> _Aim_
Transcribe the records exactly. Pictures do not belong in the transcription.

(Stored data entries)
┌──

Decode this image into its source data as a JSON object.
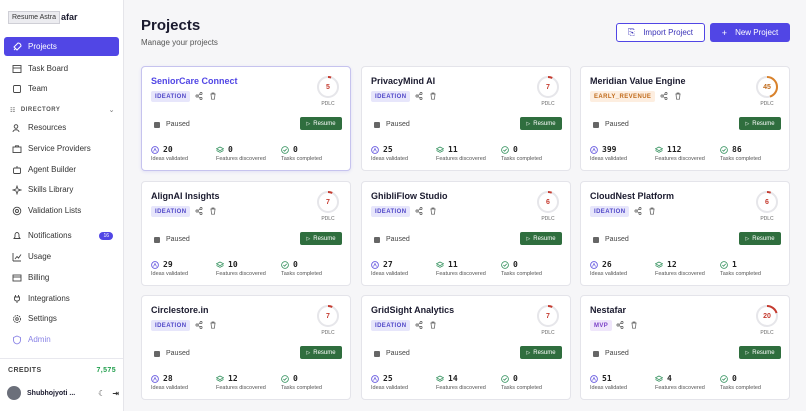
{
  "sidebar": {
    "tooltip": "Resume Astra",
    "brand_suffix": "afar",
    "items": [
      {
        "label": "Projects",
        "icon": "rocket-icon"
      },
      {
        "label": "Task Board",
        "icon": "board-icon"
      },
      {
        "label": "Team",
        "icon": "team-icon"
      }
    ],
    "directory_label": "DIRECTORY",
    "directory_items": [
      {
        "label": "Resources",
        "icon": "users-icon"
      },
      {
        "label": "Service Providers",
        "icon": "briefcase-icon"
      },
      {
        "label": "Agent Builder",
        "icon": "bot-icon"
      },
      {
        "label": "Skills Library",
        "icon": "puzzle-icon"
      },
      {
        "label": "Validation Lists",
        "icon": "target-icon"
      }
    ],
    "bottom_items": [
      {
        "label": "Notifications",
        "icon": "bell-icon",
        "badge": "16"
      },
      {
        "label": "Usage",
        "icon": "chart-icon"
      },
      {
        "label": "Billing",
        "icon": "card-icon"
      },
      {
        "label": "Integrations",
        "icon": "plug-icon"
      },
      {
        "label": "Settings",
        "icon": "gear-icon"
      },
      {
        "label": "Admin",
        "icon": "shield-icon"
      }
    ],
    "credits_label": "CREDITS",
    "credits_value": "7,575",
    "user_name": "Shubhojyoti ..."
  },
  "header": {
    "title": "Projects",
    "subtitle": "Manage your projects",
    "import_label": "Import Project",
    "new_label": "New Project"
  },
  "labels": {
    "pdlc": "PDLC",
    "paused": "Paused",
    "resume": "Resume",
    "ideas": "Ideas validated",
    "features": "Features discovered",
    "tasks": "Tasks completed"
  },
  "colors": {
    "accent": "#5146e5",
    "resume": "#2f6e3e",
    "ring_red": "#c53b2f",
    "ring_orange": "#d9822b"
  },
  "projects": [
    {
      "name": "SeniorCare Connect",
      "stage": "IDEATION",
      "pdlc": "5",
      "progress": 5,
      "ideas": "20",
      "features": "0",
      "tasks": "0"
    },
    {
      "name": "PrivacyMind AI",
      "stage": "IDEATION",
      "pdlc": "7",
      "progress": 7,
      "ideas": "25",
      "features": "11",
      "tasks": "0"
    },
    {
      "name": "Meridian Value Engine",
      "stage": "EARLY_REVENUE",
      "pdlc": "45",
      "progress": 45,
      "ideas": "399",
      "features": "112",
      "tasks": "86"
    },
    {
      "name": "AlignAI Insights",
      "stage": "IDEATION",
      "pdlc": "7",
      "progress": 7,
      "ideas": "29",
      "features": "10",
      "tasks": "0"
    },
    {
      "name": "GhibliFlow Studio",
      "stage": "IDEATION",
      "pdlc": "6",
      "progress": 6,
      "ideas": "27",
      "features": "11",
      "tasks": "0"
    },
    {
      "name": "CloudNest Platform",
      "stage": "IDEATION",
      "pdlc": "6",
      "progress": 6,
      "ideas": "26",
      "features": "12",
      "tasks": "1"
    },
    {
      "name": "Circlestore.in",
      "stage": "IDEATION",
      "pdlc": "7",
      "progress": 7,
      "ideas": "28",
      "features": "12",
      "tasks": "0"
    },
    {
      "name": "GridSight Analytics",
      "stage": "IDEATION",
      "pdlc": "7",
      "progress": 7,
      "ideas": "25",
      "features": "14",
      "tasks": "0"
    },
    {
      "name": "Nestafar",
      "stage": "MVP",
      "pdlc": "20",
      "progress": 20,
      "ideas": "51",
      "features": "4",
      "tasks": "0"
    }
  ]
}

└──

> _Correct answer_
Decode this image into its source data as a JSON object.
{
  "sidebar": {
    "tooltip": "Resume Astra",
    "brand_suffix": "afar",
    "items": [
      {
        "label": "Projects",
        "icon": "rocket-icon"
      },
      {
        "label": "Task Board",
        "icon": "board-icon"
      },
      {
        "label": "Team",
        "icon": "team-icon"
      }
    ],
    "directory_label": "DIRECTORY",
    "directory_items": [
      {
        "label": "Resources",
        "icon": "users-icon"
      },
      {
        "label": "Service Providers",
        "icon": "briefcase-icon"
      },
      {
        "label": "Agent Builder",
        "icon": "bot-icon"
      },
      {
        "label": "Skills Library",
        "icon": "puzzle-icon"
      },
      {
        "label": "Validation Lists",
        "icon": "target-icon"
      }
    ],
    "bottom_items": [
      {
        "label": "Notifications",
        "icon": "bell-icon",
        "badge": "16"
      },
      {
        "label": "Usage",
        "icon": "chart-icon"
      },
      {
        "label": "Billing",
        "icon": "card-icon"
      },
      {
        "label": "Integrations",
        "icon": "plug-icon"
      },
      {
        "label": "Settings",
        "icon": "gear-icon"
      },
      {
        "label": "Admin",
        "icon": "shield-icon"
      }
    ],
    "credits_label": "CREDITS",
    "credits_value": "7,575",
    "user_name": "Shubhojyoti ..."
  },
  "header": {
    "title": "Projects",
    "subtitle": "Manage your projects",
    "import_label": "Import Project",
    "new_label": "New Project"
  },
  "labels": {
    "pdlc": "PDLC",
    "paused": "Paused",
    "resume": "Resume",
    "ideas": "Ideas validated",
    "features": "Features discovered",
    "tasks": "Tasks completed"
  },
  "colors": {
    "accent": "#5146e5",
    "resume": "#2f6e3e",
    "ring_red": "#c53b2f",
    "ring_orange": "#d9822b"
  },
  "projects": [
    {
      "name": "SeniorCare Connect",
      "stage": "IDEATION",
      "pdlc": "5",
      "progress": 5,
      "ideas": "20",
      "features": "0",
      "tasks": "0"
    },
    {
      "name": "PrivacyMind AI",
      "stage": "IDEATION",
      "pdlc": "7",
      "progress": 7,
      "ideas": "25",
      "features": "11",
      "tasks": "0"
    },
    {
      "name": "Meridian Value Engine",
      "stage": "EARLY_REVENUE",
      "pdlc": "45",
      "progress": 45,
      "ideas": "399",
      "features": "112",
      "tasks": "86"
    },
    {
      "name": "AlignAI Insights",
      "stage": "IDEATION",
      "pdlc": "7",
      "progress": 7,
      "ideas": "29",
      "features": "10",
      "tasks": "0"
    },
    {
      "name": "GhibliFlow Studio",
      "stage": "IDEATION",
      "pdlc": "6",
      "progress": 6,
      "ideas": "27",
      "features": "11",
      "tasks": "0"
    },
    {
      "name": "CloudNest Platform",
      "stage": "IDEATION",
      "pdlc": "6",
      "progress": 6,
      "ideas": "26",
      "features": "12",
      "tasks": "1"
    },
    {
      "name": "Circlestore.in",
      "stage": "IDEATION",
      "pdlc": "7",
      "progress": 7,
      "ideas": "28",
      "features": "12",
      "tasks": "0"
    },
    {
      "name": "GridSight Analytics",
      "stage": "IDEATION",
      "pdlc": "7",
      "progress": 7,
      "ideas": "25",
      "features": "14",
      "tasks": "0"
    },
    {
      "name": "Nestafar",
      "stage": "MVP",
      "pdlc": "20",
      "progress": 20,
      "ideas": "51",
      "features": "4",
      "tasks": "0"
    }
  ]
}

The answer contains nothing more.